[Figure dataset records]

—————

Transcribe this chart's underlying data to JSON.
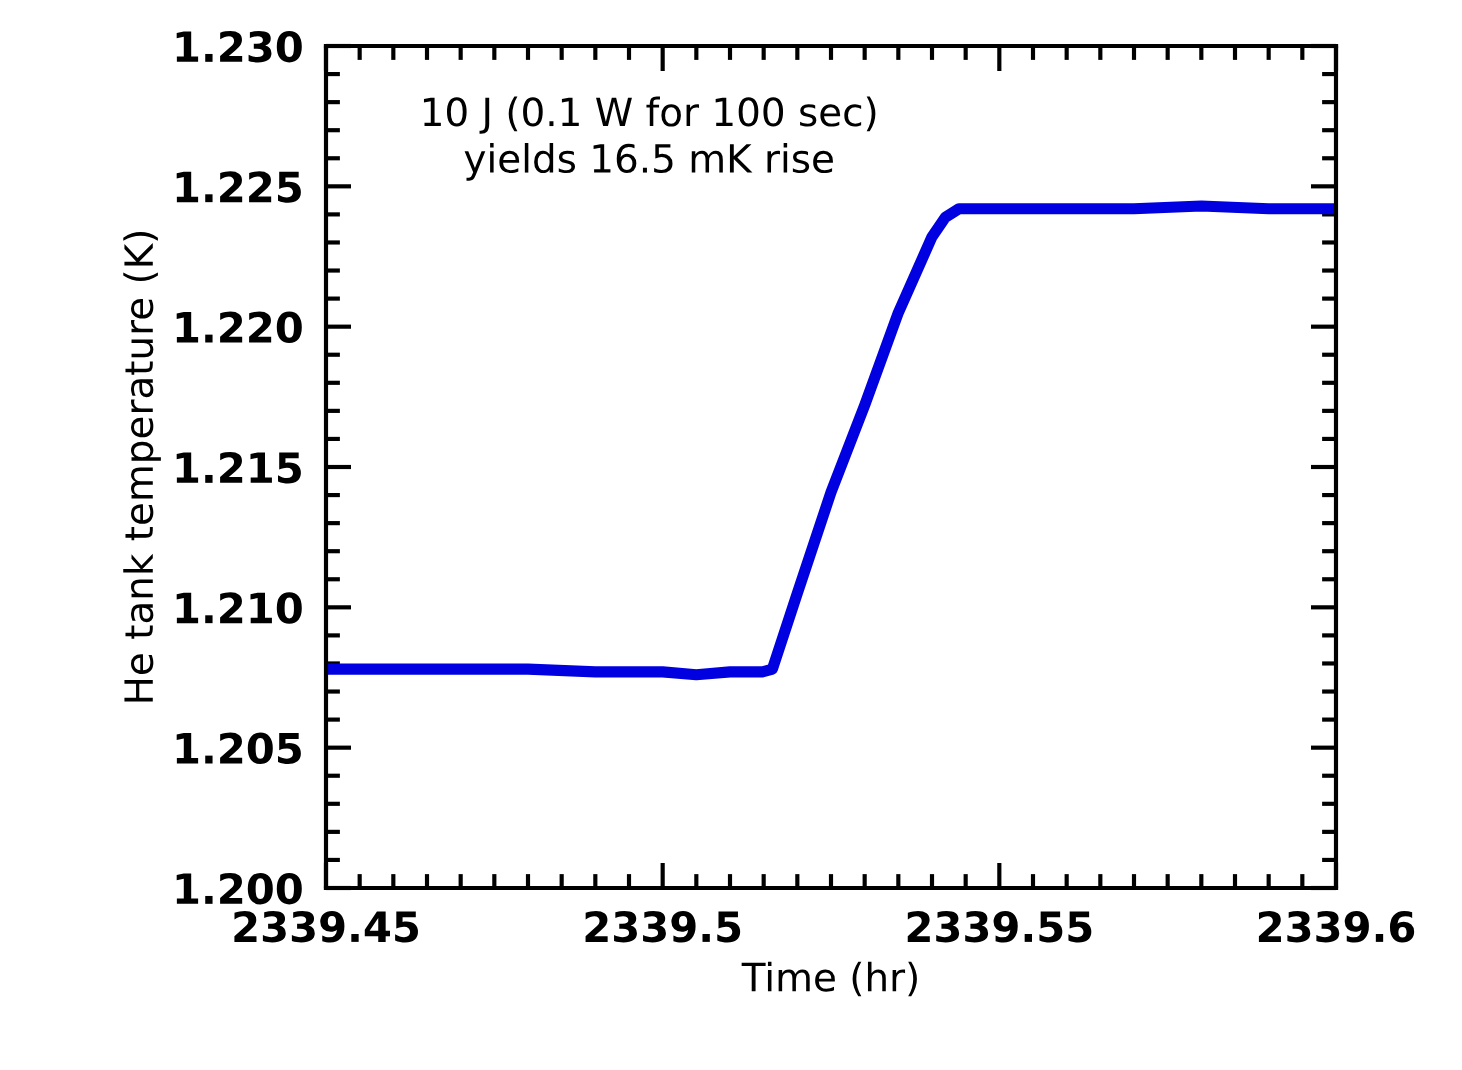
{
  "chart_data": {
    "type": "line",
    "xlabel": "Time (hr)",
    "ylabel": "He tank temperature (K)",
    "annotations": [
      "10 J (0.1 W for 100 sec)\nyields 16.5 mK rise"
    ],
    "series": [
      {
        "color": "#0000e0",
        "x": [
          2339.45,
          2339.46,
          2339.47,
          2339.48,
          2339.49,
          2339.5,
          2339.505,
          2339.51,
          2339.5148,
          2339.5163,
          2339.52,
          2339.525,
          2339.53,
          2339.535,
          2339.54,
          2339.542,
          2339.544,
          2339.55,
          2339.56,
          2339.57,
          2339.58,
          2339.59,
          2339.6
        ],
        "values": [
          1.2078,
          1.2078,
          1.2078,
          1.2078,
          1.2077,
          1.2077,
          1.2076,
          1.2077,
          1.2077,
          1.2078,
          1.2105,
          1.2141,
          1.2172,
          1.2205,
          1.2232,
          1.2239,
          1.2242,
          1.2242,
          1.2242,
          1.2242,
          1.2243,
          1.2242,
          1.2242
        ]
      }
    ],
    "xlim": [
      2339.45,
      2339.6
    ],
    "ylim": [
      1.2,
      1.23
    ],
    "xticks": [
      2339.45,
      2339.5,
      2339.55,
      2339.6
    ],
    "yticks": [
      {
        "value": 1.2,
        "label": "1.200"
      },
      {
        "value": 1.205,
        "label": "1.205"
      },
      {
        "value": 1.21,
        "label": "1.210"
      },
      {
        "value": 1.215,
        "label": "1.215"
      },
      {
        "value": 1.22,
        "label": "1.220"
      },
      {
        "value": 1.225,
        "label": "1.225"
      },
      {
        "value": 1.23,
        "label": "1.230"
      }
    ],
    "grid": false,
    "marker": "none",
    "line_style": "solid"
  }
}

—————

EXERCISE DIRECTIONS ▸
Make an exact copy of the records above, with the pictures left out.

FINAL RESULT ▸
Transcribe this chart's underlying data to JSON.
{
  "chart_data": {
    "type": "line",
    "xlabel": "Time (hr)",
    "ylabel": "He tank temperature (K)",
    "annotations": [
      "10 J (0.1 W for 100 sec)\nyields 16.5 mK rise"
    ],
    "series": [
      {
        "color": "#0000e0",
        "x": [
          2339.45,
          2339.46,
          2339.47,
          2339.48,
          2339.49,
          2339.5,
          2339.505,
          2339.51,
          2339.5148,
          2339.5163,
          2339.52,
          2339.525,
          2339.53,
          2339.535,
          2339.54,
          2339.542,
          2339.544,
          2339.55,
          2339.56,
          2339.57,
          2339.58,
          2339.59,
          2339.6
        ],
        "values": [
          1.2078,
          1.2078,
          1.2078,
          1.2078,
          1.2077,
          1.2077,
          1.2076,
          1.2077,
          1.2077,
          1.2078,
          1.2105,
          1.2141,
          1.2172,
          1.2205,
          1.2232,
          1.2239,
          1.2242,
          1.2242,
          1.2242,
          1.2242,
          1.2243,
          1.2242,
          1.2242
        ]
      }
    ],
    "xlim": [
      2339.45,
      2339.6
    ],
    "ylim": [
      1.2,
      1.23
    ],
    "xticks": [
      2339.45,
      2339.5,
      2339.55,
      2339.6
    ],
    "yticks": [
      {
        "value": 1.2,
        "label": "1.200"
      },
      {
        "value": 1.205,
        "label": "1.205"
      },
      {
        "value": 1.21,
        "label": "1.210"
      },
      {
        "value": 1.215,
        "label": "1.215"
      },
      {
        "value": 1.22,
        "label": "1.220"
      },
      {
        "value": 1.225,
        "label": "1.225"
      },
      {
        "value": 1.23,
        "label": "1.230"
      }
    ],
    "grid": false,
    "marker": "none",
    "line_style": "solid"
  }
}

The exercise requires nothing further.